### What to do
Check every line below for the word "JSON" and show those that hold it.
-------- Stored rows --------
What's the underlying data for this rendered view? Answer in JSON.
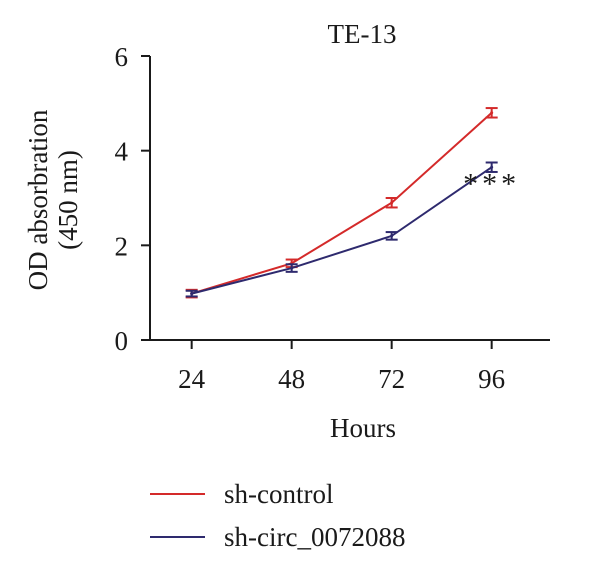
{
  "chart_data": {
    "type": "line",
    "title": "TE-13",
    "xlabel": "Hours",
    "ylabel_line1": "OD absorbration",
    "ylabel_line2": "(450 nm)",
    "x": [
      24,
      48,
      72,
      96
    ],
    "x_tick_labels": [
      "24",
      "48",
      "72",
      "96"
    ],
    "ylim": [
      0,
      6
    ],
    "y_ticks": [
      0,
      2,
      4,
      6
    ],
    "y_tick_labels": [
      "0",
      "2",
      "4",
      "6"
    ],
    "grid": false,
    "legend_position": "bottom",
    "series": [
      {
        "name": "sh-control",
        "color": "#d42a2a",
        "values": [
          0.98,
          1.62,
          2.9,
          4.8
        ],
        "errors": [
          0.08,
          0.08,
          0.1,
          0.1
        ]
      },
      {
        "name": "sh-circ_0072088",
        "color": "#2e2a6e",
        "values": [
          0.98,
          1.52,
          2.2,
          3.65
        ],
        "errors": [
          0.06,
          0.08,
          0.08,
          0.1
        ]
      }
    ],
    "annotations": [
      {
        "text": "***",
        "x": 96,
        "y": 3.1
      }
    ]
  }
}
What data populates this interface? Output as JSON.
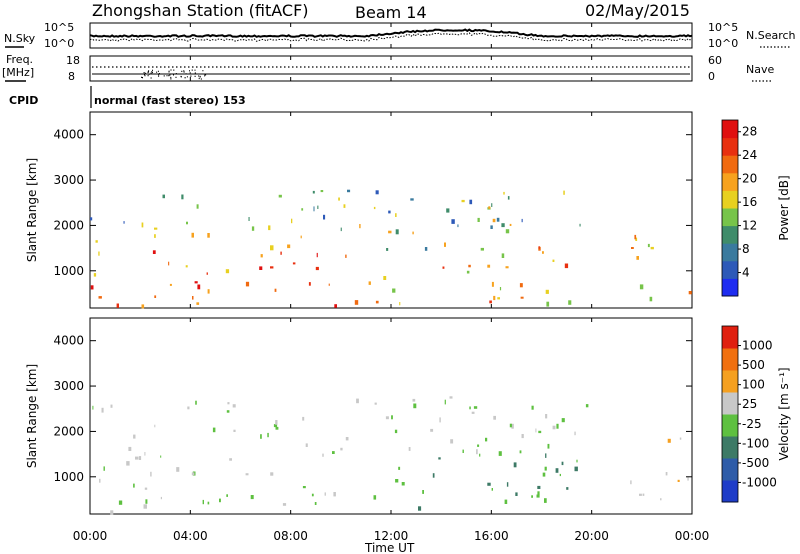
{
  "header": {
    "station": "Zhongshan Station (fitACF)",
    "beam": "Beam 14",
    "date": "02/May/2015"
  },
  "top_panel": {
    "left_label": "N.Sky",
    "left_ticks": [
      "10^5",
      "10^0"
    ],
    "right_ticks": [
      "10^5",
      "10^0"
    ],
    "right_label": "N.Search"
  },
  "freq_panel": {
    "left_label_line1": "Freq.",
    "left_label_line2": "[MHz]",
    "left_ticks": [
      "18",
      "8"
    ],
    "right_ticks": [
      "60",
      "0"
    ],
    "right_label": "Nave",
    "cpid_label": "CPID",
    "cpid_text": "normal (fast stereo) 153"
  },
  "chart_data": [
    {
      "type": "heatmap",
      "panel": "power",
      "ylabel": "Slant Range [km]",
      "xlabel": "",
      "ylim": [
        180,
        4500
      ],
      "yticks": [
        "1000",
        "2000",
        "3000",
        "4000"
      ],
      "yticks_values": [
        1000,
        2000,
        3000,
        4000
      ],
      "x": [
        "00:00",
        "04:00",
        "08:00",
        "12:00",
        "16:00",
        "20:00",
        "00:00"
      ],
      "colorbar": {
        "label": "Power [dB]",
        "ticks": [
          "4",
          "8",
          "12",
          "16",
          "20",
          "24",
          "28"
        ],
        "range": [
          0,
          30
        ],
        "colors": [
          "#1e2cf0",
          "#2d59b8",
          "#3a7a9e",
          "#3f8c6a",
          "#77c44a",
          "#e8d020",
          "#f7a21e",
          "#f06a10",
          "#e83010",
          "#e01010"
        ]
      },
      "scatter_regions": [
        {
          "t": [
            0.0,
            10.5
          ],
          "r": [
            250,
            1500
          ],
          "value_range": [
            16,
            30
          ]
        },
        {
          "t": [
            10.5,
            19.5
          ],
          "r": [
            300,
            1600
          ],
          "value_range": [
            12,
            28
          ]
        },
        {
          "t": [
            0.0,
            20.0
          ],
          "r": [
            1500,
            2800
          ],
          "value_range": [
            4,
            20
          ]
        },
        {
          "t": [
            21.5,
            24.0
          ],
          "r": [
            400,
            1900
          ],
          "value_range": [
            8,
            28
          ]
        }
      ]
    },
    {
      "type": "heatmap",
      "panel": "velocity",
      "ylabel": "Slant Range [km]",
      "xlabel": "Time UT",
      "ylim": [
        180,
        4500
      ],
      "yticks": [
        "1000",
        "2000",
        "3000",
        "4000"
      ],
      "yticks_values": [
        1000,
        2000,
        3000,
        4000
      ],
      "x": [
        "00:00",
        "04:00",
        "08:00",
        "12:00",
        "16:00",
        "20:00",
        "00:00"
      ],
      "colorbar": {
        "label": "Velocity [m s⁻¹]",
        "ticks": [
          "1000",
          "500",
          "100",
          "25",
          "-25",
          "-100",
          "-500",
          "-1000"
        ],
        "range": [
          -1200,
          1200
        ],
        "colors": [
          "#1e3cc8",
          "#2e5ca8",
          "#3d7a66",
          "#5ec040",
          "#c8c8c8",
          "#f5a020",
          "#f07010",
          "#e02010"
        ]
      },
      "scatter_regions": [
        {
          "t": [
            0.0,
            10.5
          ],
          "r": [
            250,
            1500
          ],
          "value_range": [
            -200,
            300
          ]
        },
        {
          "t": [
            10.5,
            19.5
          ],
          "r": [
            300,
            1600
          ],
          "value_range": [
            -500,
            -25
          ]
        },
        {
          "t": [
            0.0,
            20.0
          ],
          "r": [
            1500,
            2800
          ],
          "value_range": [
            -300,
            300
          ]
        },
        {
          "t": [
            21.5,
            24.0
          ],
          "r": [
            400,
            1900
          ],
          "value_range": [
            50,
            400
          ]
        }
      ]
    }
  ],
  "bottom_axis": {
    "ticks": [
      "00:00",
      "04:00",
      "08:00",
      "12:00",
      "16:00",
      "20:00",
      "00:00"
    ],
    "label": "Time UT"
  }
}
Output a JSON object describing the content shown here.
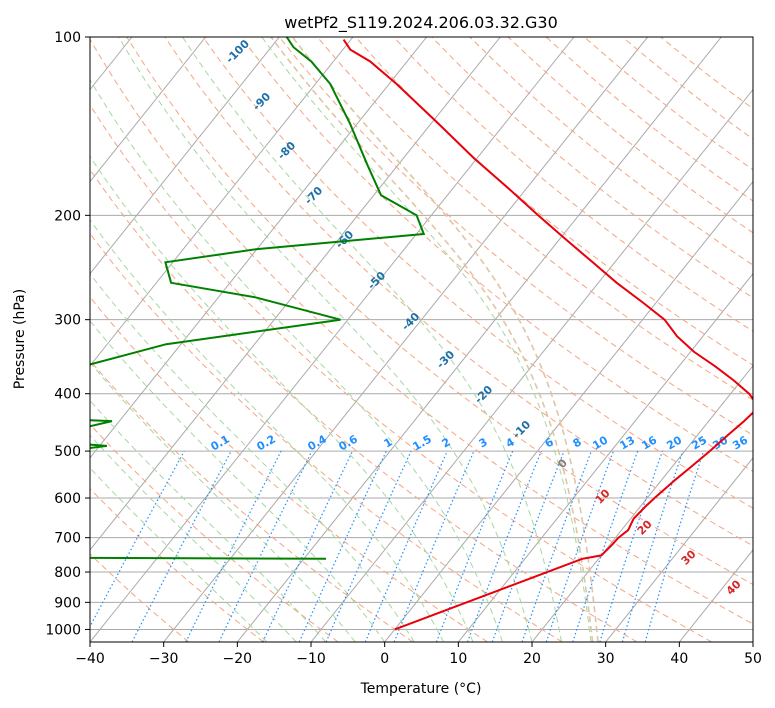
{
  "chart_data": {
    "type": "line",
    "title": "wetPf2_S119.2024.206.03.32.G30",
    "xlabel": "Temperature (°C)",
    "ylabel": "Pressure (hPa)",
    "xlim": [
      -40,
      50
    ],
    "ylim": [
      1050,
      100
    ],
    "y_scale": "log",
    "skew": "skew-T log-P",
    "grid": true,
    "x_ticks": [
      "−40",
      "−30",
      "−20",
      "−10",
      "0",
      "10",
      "20",
      "30",
      "40",
      "50"
    ],
    "y_ticks": [
      "100",
      "200",
      "300",
      "400",
      "500",
      "600",
      "700",
      "800",
      "900",
      "1000"
    ],
    "series": [
      {
        "role": "temperature",
        "color": "#e8000b",
        "points": [
          [
            1000,
            0
          ],
          [
            760,
            17.8
          ],
          [
            750,
            20.0
          ],
          [
            720,
            20.3
          ],
          [
            700,
            20.4
          ],
          [
            680,
            20.9
          ],
          [
            650,
            20.4
          ],
          [
            620,
            20.7
          ],
          [
            600,
            21.0
          ],
          [
            560,
            21.8
          ],
          [
            530,
            22.6
          ],
          [
            500,
            23.4
          ],
          [
            470,
            24.1
          ],
          [
            445,
            24.8
          ],
          [
            430,
            25.1
          ],
          [
            415,
            24.5
          ],
          [
            400,
            22.5
          ],
          [
            380,
            19.0
          ],
          [
            360,
            15.0
          ],
          [
            340,
            10.5
          ],
          [
            320,
            6.5
          ],
          [
            300,
            3.0
          ],
          [
            280,
            -2.0
          ],
          [
            260,
            -7.5
          ],
          [
            240,
            -13.0
          ],
          [
            220,
            -19.0
          ],
          [
            200,
            -25.5
          ],
          [
            180,
            -32.5
          ],
          [
            160,
            -40.5
          ],
          [
            140,
            -49.0
          ],
          [
            120,
            -59.0
          ],
          [
            110,
            -65.0
          ],
          [
            105,
            -69.0
          ],
          [
            101,
            -71.0
          ]
        ]
      },
      {
        "role": "dewpoint",
        "color": "#008000",
        "points": [
          [
            760,
            -17.0
          ],
          [
            755,
            -73.0
          ],
          [
            740,
            -77.0
          ],
          [
            730,
            -85.0
          ],
          [
            720,
            -63.0
          ],
          [
            700,
            -63.0
          ],
          [
            670,
            -77.0
          ],
          [
            640,
            -68.0
          ],
          [
            620,
            -60.0
          ],
          [
            600,
            -75.0
          ],
          [
            580,
            -70.0
          ],
          [
            560,
            -63.0
          ],
          [
            540,
            -71.0
          ],
          [
            520,
            -84.0
          ],
          [
            500,
            -64.0
          ],
          [
            490,
            -59.0
          ],
          [
            475,
            -74.0
          ],
          [
            460,
            -65.0
          ],
          [
            445,
            -61.0
          ],
          [
            430,
            -93.0
          ],
          [
            410,
            -99.0
          ],
          [
            395,
            -98.0
          ],
          [
            370,
            -94.0
          ],
          [
            360,
            -71.0
          ],
          [
            330,
            -62.0
          ],
          [
            300,
            -41.0
          ],
          [
            275,
            -55.0
          ],
          [
            260,
            -68.0
          ],
          [
            240,
            -71.0
          ],
          [
            228,
            -60.0
          ],
          [
            215,
            -39.0
          ],
          [
            200,
            -42.0
          ],
          [
            185,
            -49.0
          ],
          [
            165,
            -54.0
          ],
          [
            140,
            -61.0
          ],
          [
            120,
            -68.0
          ],
          [
            110,
            -73.0
          ],
          [
            104,
            -77.0
          ],
          [
            100,
            -79.0
          ]
        ]
      }
    ],
    "mixing_ratio_labels": [
      "0.1",
      "0.2",
      "0.4",
      "0.6",
      "1",
      "1.5",
      "2",
      "3",
      "4",
      "6",
      "8",
      "10",
      "13",
      "16",
      "20",
      "25",
      "30",
      "36"
    ],
    "dry_adiabat_labels": [
      "-100",
      "-90",
      "-80",
      "-70",
      "-60",
      "-50",
      "-40",
      "-30",
      "-20",
      "-10",
      "0",
      "10",
      "20",
      "30",
      "40"
    ],
    "colors": {
      "isotherm": "#aaaaaa",
      "dry_adiabat": "#f4a582",
      "moist_adiabat": "#a6d8a0",
      "mixing_ratio": "#1f8fff",
      "cold_label": "#1f6fa8",
      "zero_label": "#808080",
      "warm_label": "#d62728",
      "outer_moist": "#e0c4a4"
    }
  }
}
--------
### Answer in full
What's the underlying data for this rendered view? Answer in JSON.
What data populates this interface? Output as JSON.
Output a JSON object describing the content shown here.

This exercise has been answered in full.